### [EXERCISE REQUIREMENTS]
**a)** Decide whether each statement agrees with the Malveaux biography below. Answer yes or no, and quote the deciding words of the text. (i) Malveaux earned her PhD in economics from MIT. (ii) She served as the 15th president of Bennett College for ten years. (iii) Her daily talk show on the Pacifica Radio network aired from 1995 to 1996.
**b)** Restate word for word the part of the Malveaux biography below starting with "She hosted talk" and going on through "in Washington, DC.".

### [SELECTED PASSAGE]
---+---
American journalist, economist, author, commentator (born 1953)

Julianne Marie Malveaux (born September 22, 1953) is an American economist, author, social and political commentator, and businesswoman. After five years as the 15th president of Bennett College in Greensboro, North Carolina, she resigned on May 6, 2012.

==Early life and education ==
Raised Catholic, Malveaux entered Boston College after the 11th grade, and earned a BA and MA degrees in economics there in three years. She earned her PhD in economics from MIT in 1980. She also holds honorary degrees from Benedict College, Sojourner-Douglass College and the University of the District of Columbia.

==Career==
As a writer and syndicated columnist, her work has appeared regularly in USA Today, Black Issues in Higher Education, Ms. magazine, Essence magazine, and The Progressive. Her weekly columns appear in numerous newspapers, including the Los Angeles Times, the Charlotte Observer, the New Orleans Tribune, the Detroit Free Press, and the San Francisco Examiner.

Malveaux appeared regularly on CNN, BET, as well as on Howard University's television show, Evening Exchange. She has appeared on PBS's To The Contrary, KQED's Forum, ABC’s Politically Incorrect, Fox News Channel's The O'Reilly Factor, and TV One's News One Now with Roland Martin and stations such as C-SPAN, MSNBC and CNBC.

On an October 22, 1994, flight from Detroit to Washington, Julianne Malveaux, swore at a child who accidentally bumped her while she was asleep in her seat, then at a flight attendant who accidentally sprayed her with a can of soda when it opened. When another flight attendant asked her to put away her laptop before the plane landed, she grabbed the woman's arm. As a result of this she was arrested on landing and charged with assault; she was sentenced to probation.

She hosted talk radio programs in Washington, San Francisco, and New York, as well as a nationally broadcast, daily talk show that aired on the Pacifica Radio network from 1995 to 1996. She appeared on Black in America: Reclaiming the Dream, hosted by Soledad O'Brien as a panelist on CNN in 2008.

Currently, Malveaux serves on the boards of the Economic Policy Institute as well as the Black Doctoral Network, and she is president of PUSH Excel, the educational branch of the Rainbow PUSH Coalition. She is also the president and founder of Economic Education, a nonprofit located in Washington, DC.

In 1990, Malveaux, along with 15 other African-American women and men, formed the African-American Women for Reproductive Freedom.

She taught at San Francisco State University (1981–1985) and was a visiting professor at the University of California, Berkeley (1985–1992). She has been visiting faculty at the New School for Social Research, College of Notre Dame (San Mateo, California), Michigan State University, and Howard University. In 2014, she was a special guest lecturer at both Meharry Medical College, (Nashville, Tennessee) and in 2017, she delivered a three-part lecture as part of the Hutchins Center for African and African American Research at Harvard University's W. E. B. Du Bois lecture series.
---+---
### [DATA SUPPLIED]
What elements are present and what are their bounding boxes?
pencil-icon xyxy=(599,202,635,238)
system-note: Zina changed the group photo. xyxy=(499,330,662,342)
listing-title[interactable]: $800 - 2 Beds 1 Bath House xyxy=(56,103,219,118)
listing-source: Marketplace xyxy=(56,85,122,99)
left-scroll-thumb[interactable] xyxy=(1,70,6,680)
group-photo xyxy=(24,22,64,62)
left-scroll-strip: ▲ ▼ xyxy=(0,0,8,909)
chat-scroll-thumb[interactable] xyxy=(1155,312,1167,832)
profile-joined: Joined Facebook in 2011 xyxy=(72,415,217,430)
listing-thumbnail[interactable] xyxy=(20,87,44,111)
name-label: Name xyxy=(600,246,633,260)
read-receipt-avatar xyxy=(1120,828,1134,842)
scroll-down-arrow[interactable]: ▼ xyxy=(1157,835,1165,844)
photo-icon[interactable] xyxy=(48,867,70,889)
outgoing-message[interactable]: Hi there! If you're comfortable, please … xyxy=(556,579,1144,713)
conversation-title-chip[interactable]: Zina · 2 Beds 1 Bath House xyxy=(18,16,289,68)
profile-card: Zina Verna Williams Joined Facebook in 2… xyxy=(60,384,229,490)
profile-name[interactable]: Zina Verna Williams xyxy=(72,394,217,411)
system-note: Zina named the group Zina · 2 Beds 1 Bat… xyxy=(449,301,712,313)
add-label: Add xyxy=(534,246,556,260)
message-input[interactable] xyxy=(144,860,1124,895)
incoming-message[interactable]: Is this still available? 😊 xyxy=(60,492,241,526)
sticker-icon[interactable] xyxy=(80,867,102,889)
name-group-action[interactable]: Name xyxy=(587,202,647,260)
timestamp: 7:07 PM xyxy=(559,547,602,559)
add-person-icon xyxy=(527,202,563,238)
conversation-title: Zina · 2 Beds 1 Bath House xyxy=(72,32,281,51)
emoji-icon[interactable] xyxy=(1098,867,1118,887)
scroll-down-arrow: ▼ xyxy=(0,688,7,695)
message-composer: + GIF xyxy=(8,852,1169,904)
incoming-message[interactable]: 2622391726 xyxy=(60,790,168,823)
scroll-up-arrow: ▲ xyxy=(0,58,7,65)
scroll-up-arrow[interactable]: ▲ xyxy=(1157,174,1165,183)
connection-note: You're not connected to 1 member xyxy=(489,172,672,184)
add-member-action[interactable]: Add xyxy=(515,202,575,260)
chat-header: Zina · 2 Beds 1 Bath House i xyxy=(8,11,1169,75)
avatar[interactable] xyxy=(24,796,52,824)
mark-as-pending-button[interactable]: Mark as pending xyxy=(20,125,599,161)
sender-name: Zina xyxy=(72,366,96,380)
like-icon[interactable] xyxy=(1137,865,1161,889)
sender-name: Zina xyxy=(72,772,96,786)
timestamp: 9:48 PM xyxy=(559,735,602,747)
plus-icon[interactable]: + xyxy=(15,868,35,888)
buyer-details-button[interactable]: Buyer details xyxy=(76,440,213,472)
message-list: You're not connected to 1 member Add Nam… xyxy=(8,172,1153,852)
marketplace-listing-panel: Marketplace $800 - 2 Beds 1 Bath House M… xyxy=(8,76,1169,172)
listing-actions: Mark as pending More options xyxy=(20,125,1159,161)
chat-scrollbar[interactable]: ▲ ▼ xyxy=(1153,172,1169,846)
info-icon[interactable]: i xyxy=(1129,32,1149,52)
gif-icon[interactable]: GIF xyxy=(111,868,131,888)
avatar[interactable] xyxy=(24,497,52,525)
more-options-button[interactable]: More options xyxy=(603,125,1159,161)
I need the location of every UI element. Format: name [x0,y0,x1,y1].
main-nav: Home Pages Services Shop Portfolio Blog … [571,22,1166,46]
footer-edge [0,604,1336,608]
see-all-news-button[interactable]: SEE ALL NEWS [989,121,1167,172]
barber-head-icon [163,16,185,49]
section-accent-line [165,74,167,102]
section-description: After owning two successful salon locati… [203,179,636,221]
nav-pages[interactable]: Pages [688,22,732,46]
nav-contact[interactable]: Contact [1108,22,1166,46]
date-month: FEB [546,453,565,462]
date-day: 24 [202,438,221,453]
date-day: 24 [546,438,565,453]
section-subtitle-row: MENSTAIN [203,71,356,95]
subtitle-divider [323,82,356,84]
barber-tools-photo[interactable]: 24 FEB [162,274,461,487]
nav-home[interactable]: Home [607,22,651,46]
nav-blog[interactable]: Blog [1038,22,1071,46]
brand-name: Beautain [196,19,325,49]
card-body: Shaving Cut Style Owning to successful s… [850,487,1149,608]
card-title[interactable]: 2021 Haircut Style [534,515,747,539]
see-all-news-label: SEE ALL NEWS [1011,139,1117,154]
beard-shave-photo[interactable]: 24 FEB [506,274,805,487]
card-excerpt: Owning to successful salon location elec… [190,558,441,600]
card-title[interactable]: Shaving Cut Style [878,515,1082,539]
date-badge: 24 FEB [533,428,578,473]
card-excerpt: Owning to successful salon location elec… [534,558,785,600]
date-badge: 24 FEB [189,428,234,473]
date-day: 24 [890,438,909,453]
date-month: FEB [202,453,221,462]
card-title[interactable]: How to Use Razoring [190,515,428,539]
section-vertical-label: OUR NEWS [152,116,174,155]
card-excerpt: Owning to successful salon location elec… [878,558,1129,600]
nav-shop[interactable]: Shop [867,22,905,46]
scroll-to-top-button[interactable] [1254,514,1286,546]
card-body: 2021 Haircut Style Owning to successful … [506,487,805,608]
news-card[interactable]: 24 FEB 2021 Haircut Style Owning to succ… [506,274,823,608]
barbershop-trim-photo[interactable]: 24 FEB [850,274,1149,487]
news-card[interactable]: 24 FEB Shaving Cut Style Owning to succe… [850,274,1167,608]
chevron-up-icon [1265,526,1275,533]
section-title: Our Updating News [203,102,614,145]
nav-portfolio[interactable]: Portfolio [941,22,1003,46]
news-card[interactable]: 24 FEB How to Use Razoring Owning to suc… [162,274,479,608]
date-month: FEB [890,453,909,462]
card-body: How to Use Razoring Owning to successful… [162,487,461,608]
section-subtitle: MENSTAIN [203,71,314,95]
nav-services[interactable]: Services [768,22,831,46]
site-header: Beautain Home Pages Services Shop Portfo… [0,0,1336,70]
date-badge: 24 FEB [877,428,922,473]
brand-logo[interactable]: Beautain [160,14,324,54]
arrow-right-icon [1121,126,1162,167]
---+---
### [ANSWER LIST]
**a)**
(i) Yes: "She earned her PhD in economics from MIT in 1980."
(ii) No: "After five years as the 15th president of Bennett College"
(iii) Yes: "a nationally broadcast, daily talk show that aired on the Pacifica Radio network from 1995 to 1996"

**b)**
She hosted talk radio programs in Washington, San Francisco, and New York, as well as a nationally broadcast, daily talk show that aired on the Pacifica Radio network from 1995 to 1996. She appeared on Black in America: Reclaiming the Dream, hosted by Soledad O'Brien as a panelist on CNN in 2008.

Currently, Malveaux serves on the boards of the Economic Policy Institute as well as the Black Doctoral Network, and she is president of PUSH Excel, the educational branch of the Rainbow PUSH Coalition. She is also the president and founder of Economic Education, a nonprofit located in Washington, DC.